------ DATASET ENTRIES ------

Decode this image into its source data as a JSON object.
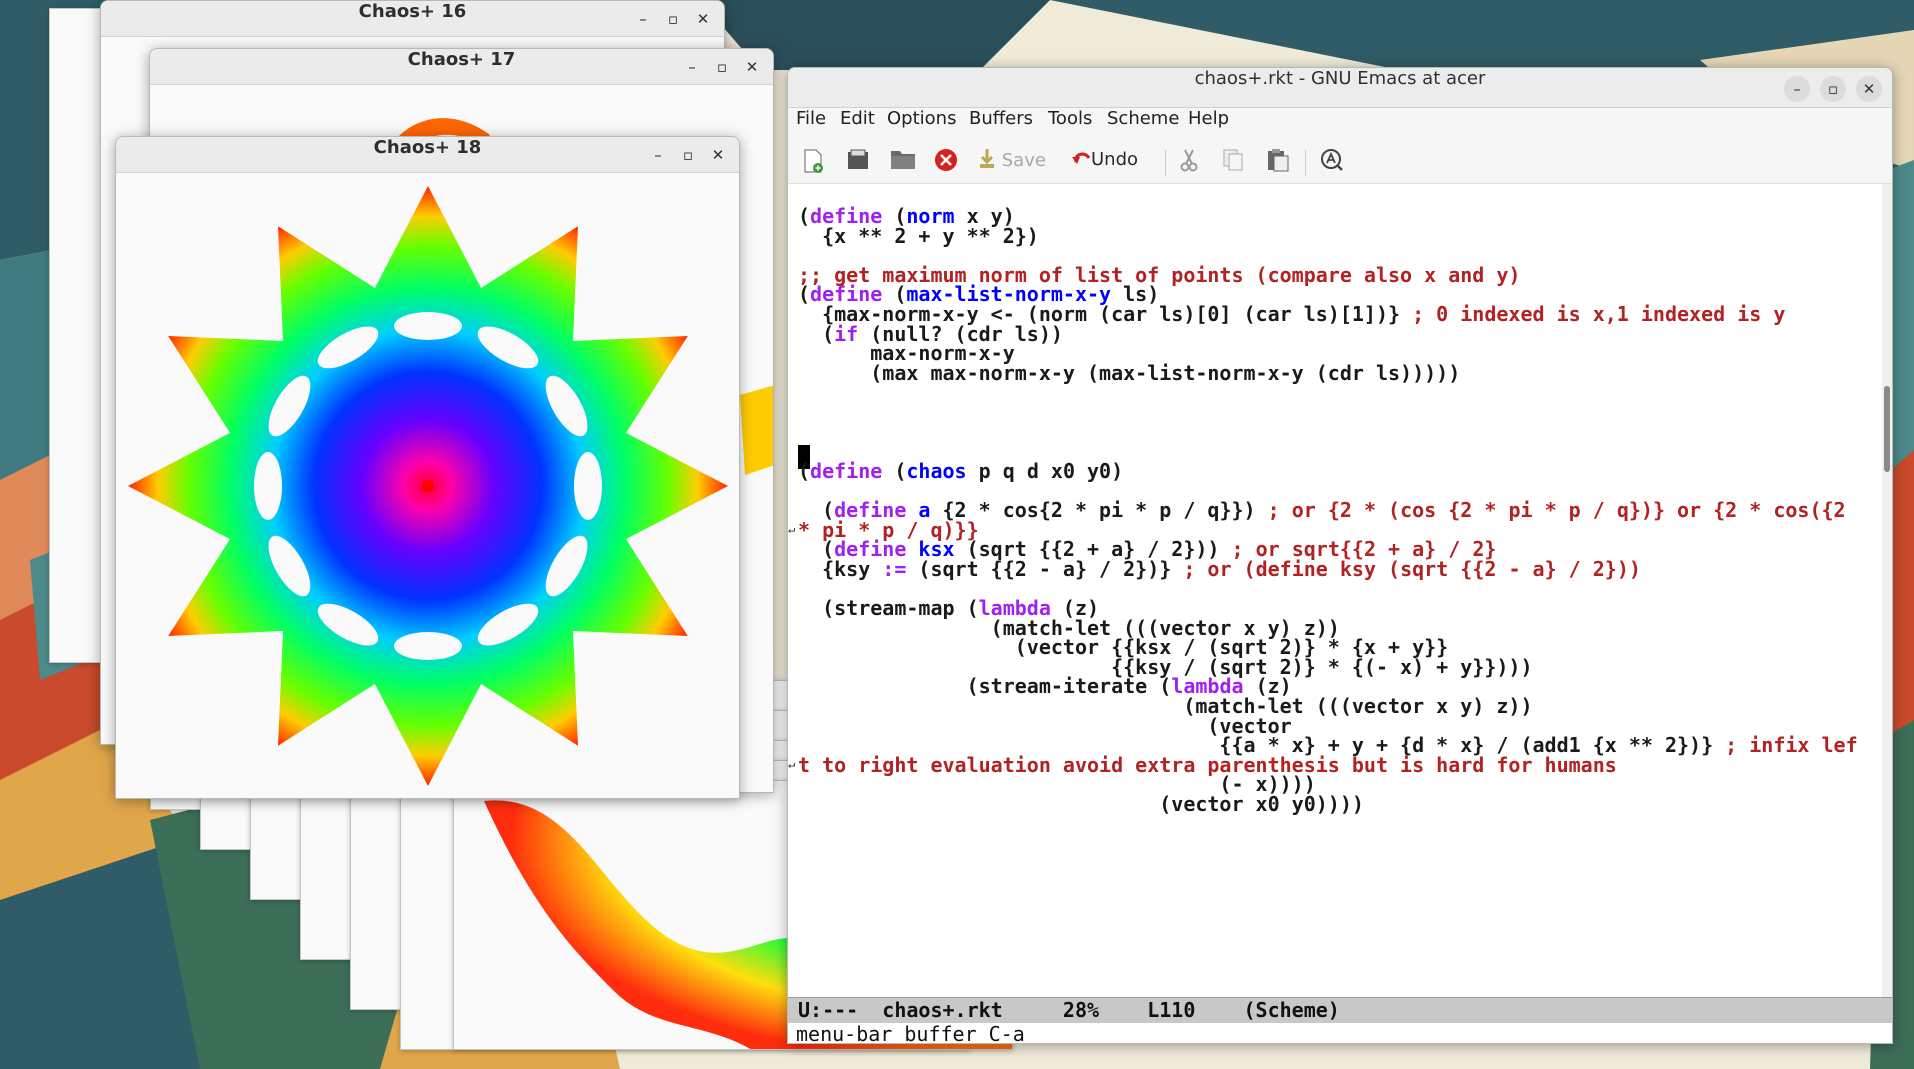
{
  "windows": {
    "chaos16": {
      "title": "Chaos+ 16"
    },
    "chaos17": {
      "title": "Chaos+ 17"
    },
    "chaos18": {
      "title": "Chaos+ 18"
    }
  },
  "emacs": {
    "title": "chaos+.rkt - GNU Emacs at acer",
    "menu": [
      "File",
      "Edit",
      "Options",
      "Buffers",
      "Tools",
      "Scheme",
      "Help"
    ],
    "toolbar": {
      "save": "Save",
      "undo": "Undo"
    },
    "code": [
      [
        [
          "p",
          "("
        ],
        [
          "kw",
          "define"
        ],
        [
          "p",
          " ("
        ],
        [
          "fn",
          "norm"
        ],
        [
          "p",
          " x y)"
        ]
      ],
      [
        [
          "p",
          "  {x ** 2 + y ** 2})"
        ]
      ],
      [],
      [
        [
          "cm",
          ";; get maximum norm of list of points (compare also x and y)"
        ]
      ],
      [
        [
          "p",
          "("
        ],
        [
          "kw",
          "define"
        ],
        [
          "p",
          " ("
        ],
        [
          "fn",
          "max-list-norm-x-y"
        ],
        [
          "p",
          " ls)"
        ]
      ],
      [
        [
          "p",
          "  {max-norm-x-y <- (norm (car ls)[0] (car ls)[1])} "
        ],
        [
          "cm",
          "; 0 indexed is x,1 indexed is y"
        ]
      ],
      [
        [
          "p",
          "  ("
        ],
        [
          "kw",
          "if"
        ],
        [
          "p",
          " (null? (cdr ls))"
        ]
      ],
      [
        [
          "p",
          "      max-norm-x-y"
        ]
      ],
      [
        [
          "p",
          "      (max max-norm-x-y (max-list-norm-x-y (cdr ls)))))"
        ]
      ],
      [],
      [],
      [],
      [],
      [
        [
          "p",
          "("
        ],
        [
          "kw",
          "define"
        ],
        [
          "p",
          " ("
        ],
        [
          "fn",
          "chaos"
        ],
        [
          "p",
          " p q d x0 y0)"
        ]
      ],
      [],
      [
        [
          "p",
          "  ("
        ],
        [
          "kw",
          "define"
        ],
        [
          "p",
          " "
        ],
        [
          "fn",
          "a"
        ],
        [
          "p",
          " {2 * cos{2 * pi * p / q}}) "
        ],
        [
          "cm",
          "; or {2 * (cos {2 * pi * p / q})} or {2 * cos({2 "
        ]
      ],
      [
        [
          "cm",
          "* pi * p / q)}}"
        ]
      ],
      [
        [
          "p",
          "  ("
        ],
        [
          "kw",
          "define"
        ],
        [
          "p",
          " "
        ],
        [
          "fn",
          "ksx"
        ],
        [
          "p",
          " (sqrt {{2 + a} / 2})) "
        ],
        [
          "cm",
          "; or sqrt{{2 + a} / 2}"
        ]
      ],
      [
        [
          "p",
          "  {ksy "
        ],
        [
          "kw",
          ":="
        ],
        [
          "p",
          " (sqrt {{2 - a} / 2})} "
        ],
        [
          "cm",
          "; or (define ksy (sqrt {{2 - a} / 2}))"
        ]
      ],
      [],
      [
        [
          "p",
          "  (stream-map ("
        ],
        [
          "kw",
          "lambda"
        ],
        [
          "p",
          " (z)"
        ]
      ],
      [
        [
          "p",
          "                (match-let (((vector x y) z))"
        ]
      ],
      [
        [
          "p",
          "                  (vector {{ksx / (sqrt 2)} * {x + y}}"
        ]
      ],
      [
        [
          "p",
          "                          {{ksy / (sqrt 2)} * {(- x) + y}})))"
        ]
      ],
      [
        [
          "p",
          "              (stream-iterate ("
        ],
        [
          "kw",
          "lambda"
        ],
        [
          "p",
          " (z)"
        ]
      ],
      [
        [
          "p",
          "                                (match-let (((vector x y) z))"
        ]
      ],
      [
        [
          "p",
          "                                  (vector"
        ]
      ],
      [
        [
          "p",
          "                                   {{a * x} + y + {d * x} / (add1 {x ** 2})} "
        ],
        [
          "cm",
          "; infix lef"
        ]
      ],
      [
        [
          "cm",
          "t to right evaluation avoid extra parenthesis but is hard for humans"
        ]
      ],
      [
        [
          "p",
          "                                   (- x))))"
        ]
      ],
      [
        [
          "p",
          "                              (vector x0 y0))))"
        ]
      ]
    ],
    "modeline": "U:---  chaos+.rkt     28%    L110    (Scheme)",
    "echo": "menu-bar buffer C-a"
  }
}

------

**PROBLEM DETAILS**
Copy every line that includes the string "title" from the material above.

**EXERCISE SOLUTION**
      "title": "Chaos+ 16"
      "title": "Chaos+ 17"
      "title": "Chaos+ 18"
    "title": "chaos+.rkt - GNU Emacs at acer",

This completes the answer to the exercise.